Output the records exactly as they appear, with no pictures included.
==== LISTED RECORDS ====
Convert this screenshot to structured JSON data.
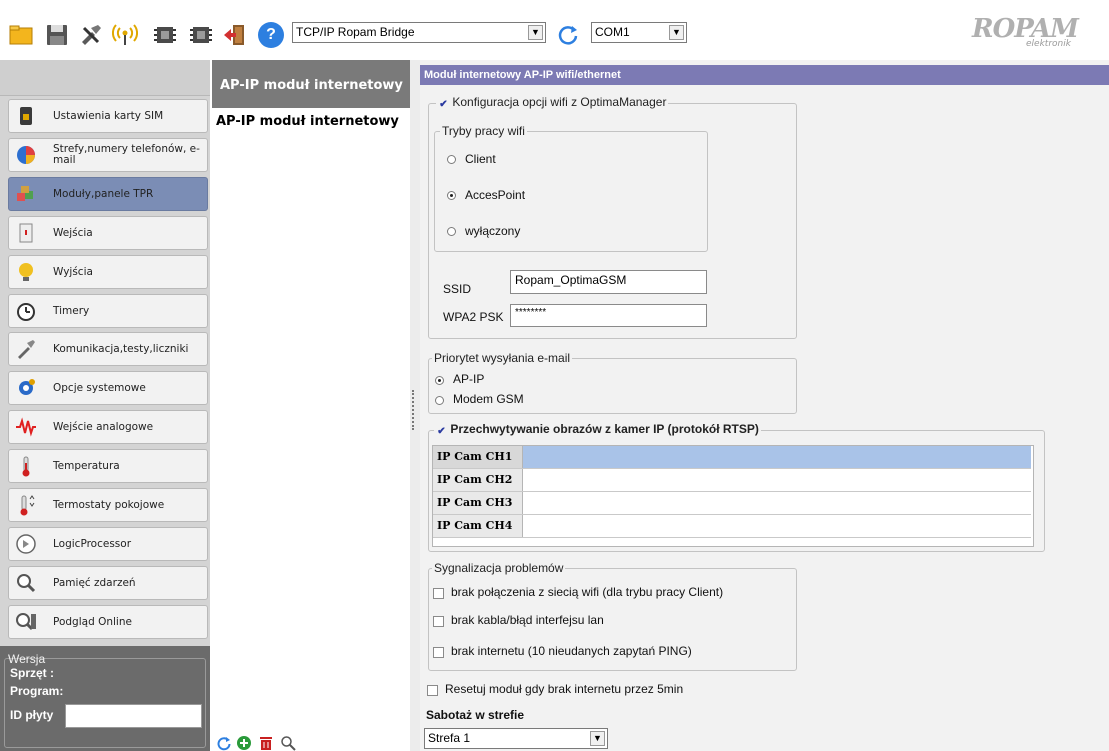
{
  "toolbar": {
    "icons": [
      "open-folder-icon",
      "save-icon",
      "tools-icon",
      "antenna-icon",
      "chip-read-icon",
      "chip-write-icon",
      "exit-icon",
      "help-icon",
      "refresh-icon"
    ],
    "help_glyph": "?",
    "connection_type": "TCP/IP Ropam Bridge",
    "port": "COM1",
    "logo_text": "ROPAM",
    "logo_sub": "elektronik"
  },
  "sidebar": {
    "items": [
      {
        "label": "Ustawienia karty SIM",
        "icon": "sim-card-icon"
      },
      {
        "label": "Strefy,numery telefonów, e-mail",
        "icon": "zones-pie-icon"
      },
      {
        "label": "Moduły,panele TPR",
        "icon": "modules-cubes-icon",
        "active": true
      },
      {
        "label": "Wejścia",
        "icon": "inputs-icon"
      },
      {
        "label": "Wyjścia",
        "icon": "outputs-bulb-icon"
      },
      {
        "label": "Timery",
        "icon": "timer-clock-icon"
      },
      {
        "label": "Komunikacja,testy,liczniki",
        "icon": "communication-tools-icon"
      },
      {
        "label": "Opcje systemowe",
        "icon": "system-gears-icon"
      },
      {
        "label": "Wejście analogowe",
        "icon": "analog-wave-icon"
      },
      {
        "label": "Temperatura",
        "icon": "thermometer-icon"
      },
      {
        "label": "Termostaty pokojowe",
        "icon": "thermostat-icon"
      },
      {
        "label": "LogicProcessor",
        "icon": "logic-processor-icon"
      },
      {
        "label": "Pamięć zdarzeń",
        "icon": "event-memory-icon"
      },
      {
        "label": "Podgląd Online",
        "icon": "online-preview-icon"
      }
    ],
    "version": {
      "legend": "Wersja",
      "hardware": "Sprzęt :",
      "program": "Program:",
      "board_id": "ID płyty",
      "board_id_value": ""
    }
  },
  "middle": {
    "header": "AP-IP moduł internetowy",
    "items": [
      "AP-IP moduł internetowy"
    ],
    "bottom_icons": [
      "refresh-icon",
      "add-icon",
      "delete-icon",
      "search-icon"
    ]
  },
  "main": {
    "header": "Moduł internetowy AP-IP wifi/ethernet",
    "wifi_config": {
      "label": "Konfiguracja opcji wifi z OptimaManager",
      "checked": true,
      "modes_legend": "Tryby pracy wifi",
      "modes": [
        {
          "label": "Client",
          "selected": false
        },
        {
          "label": "AccesPoint",
          "selected": true
        },
        {
          "label": "wyłączony",
          "selected": false
        }
      ],
      "ssid_label": "SSID",
      "ssid_value": "Ropam_OptimaGSM",
      "psk_label": "WPA2 PSK",
      "psk_value": "********"
    },
    "email_priority": {
      "legend": "Priorytet wysyłania e-mail",
      "options": [
        {
          "label": "AP-IP",
          "selected": true
        },
        {
          "label": "Modem GSM",
          "selected": false
        }
      ]
    },
    "cameras": {
      "label": "Przechwytywanie obrazów z kamer IP (protokół RTSP)",
      "checked": true,
      "rows": [
        {
          "label": "IP Cam CH1",
          "value": ""
        },
        {
          "label": "IP Cam CH2",
          "value": ""
        },
        {
          "label": "IP Cam CH3",
          "value": ""
        },
        {
          "label": "IP Cam CH4",
          "value": ""
        }
      ]
    },
    "problems": {
      "legend": "Sygnalizacja problemów",
      "options": [
        {
          "label": "brak połączenia z siecią wifi (dla trybu pracy Client)",
          "checked": false
        },
        {
          "label": "brak kabla/błąd interfejsu lan",
          "checked": false
        },
        {
          "label": "brak internetu (10 nieudanych zapytań PING)",
          "checked": false
        }
      ]
    },
    "reset_label": "Resetuj moduł gdy brak internetu przez  5min",
    "reset_checked": false,
    "sabotage_label": "Sabotaż w strefie",
    "zone_value": "Strefa 1"
  }
}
====
SOLUTION.
Convert this screenshot to structured JSON data.
{
  "toolbar": {
    "icons": [
      "open-folder-icon",
      "save-icon",
      "tools-icon",
      "antenna-icon",
      "chip-read-icon",
      "chip-write-icon",
      "exit-icon",
      "help-icon",
      "refresh-icon"
    ],
    "help_glyph": "?",
    "connection_type": "TCP/IP Ropam Bridge",
    "port": "COM1",
    "logo_text": "ROPAM",
    "logo_sub": "elektronik"
  },
  "sidebar": {
    "items": [
      {
        "label": "Ustawienia karty SIM",
        "icon": "sim-card-icon"
      },
      {
        "label": "Strefy,numery telefonów, e-mail",
        "icon": "zones-pie-icon"
      },
      {
        "label": "Moduły,panele TPR",
        "icon": "modules-cubes-icon",
        "active": true
      },
      {
        "label": "Wejścia",
        "icon": "inputs-icon"
      },
      {
        "label": "Wyjścia",
        "icon": "outputs-bulb-icon"
      },
      {
        "label": "Timery",
        "icon": "timer-clock-icon"
      },
      {
        "label": "Komunikacja,testy,liczniki",
        "icon": "communication-tools-icon"
      },
      {
        "label": "Opcje systemowe",
        "icon": "system-gears-icon"
      },
      {
        "label": "Wejście analogowe",
        "icon": "analog-wave-icon"
      },
      {
        "label": "Temperatura",
        "icon": "thermometer-icon"
      },
      {
        "label": "Termostaty pokojowe",
        "icon": "thermostat-icon"
      },
      {
        "label": "LogicProcessor",
        "icon": "logic-processor-icon"
      },
      {
        "label": "Pamięć zdarzeń",
        "icon": "event-memory-icon"
      },
      {
        "label": "Podgląd Online",
        "icon": "online-preview-icon"
      }
    ],
    "version": {
      "legend": "Wersja",
      "hardware": "Sprzęt :",
      "program": "Program:",
      "board_id": "ID płyty",
      "board_id_value": ""
    }
  },
  "middle": {
    "header": "AP-IP moduł internetowy",
    "items": [
      "AP-IP moduł internetowy"
    ],
    "bottom_icons": [
      "refresh-icon",
      "add-icon",
      "delete-icon",
      "search-icon"
    ]
  },
  "main": {
    "header": "Moduł internetowy AP-IP wifi/ethernet",
    "wifi_config": {
      "label": "Konfiguracja opcji wifi z OptimaManager",
      "checked": true,
      "modes_legend": "Tryby pracy wifi",
      "modes": [
        {
          "label": "Client",
          "selected": false
        },
        {
          "label": "AccesPoint",
          "selected": true
        },
        {
          "label": "wyłączony",
          "selected": false
        }
      ],
      "ssid_label": "SSID",
      "ssid_value": "Ropam_OptimaGSM",
      "psk_label": "WPA2 PSK",
      "psk_value": "********"
    },
    "email_priority": {
      "legend": "Priorytet wysyłania e-mail",
      "options": [
        {
          "label": "AP-IP",
          "selected": true
        },
        {
          "label": "Modem GSM",
          "selected": false
        }
      ]
    },
    "cameras": {
      "label": "Przechwytywanie obrazów z kamer IP (protokół RTSP)",
      "checked": true,
      "rows": [
        {
          "label": "IP Cam CH1",
          "value": ""
        },
        {
          "label": "IP Cam CH2",
          "value": ""
        },
        {
          "label": "IP Cam CH3",
          "value": ""
        },
        {
          "label": "IP Cam CH4",
          "value": ""
        }
      ]
    },
    "problems": {
      "legend": "Sygnalizacja problemów",
      "options": [
        {
          "label": "brak połączenia z siecią wifi (dla trybu pracy Client)",
          "checked": false
        },
        {
          "label": "brak kabla/błąd interfejsu lan",
          "checked": false
        },
        {
          "label": "brak internetu (10 nieudanych zapytań PING)",
          "checked": false
        }
      ]
    },
    "reset_label": "Resetuj moduł gdy brak internetu przez  5min",
    "reset_checked": false,
    "sabotage_label": "Sabotaż w strefie",
    "zone_value": "Strefa 1"
  }
}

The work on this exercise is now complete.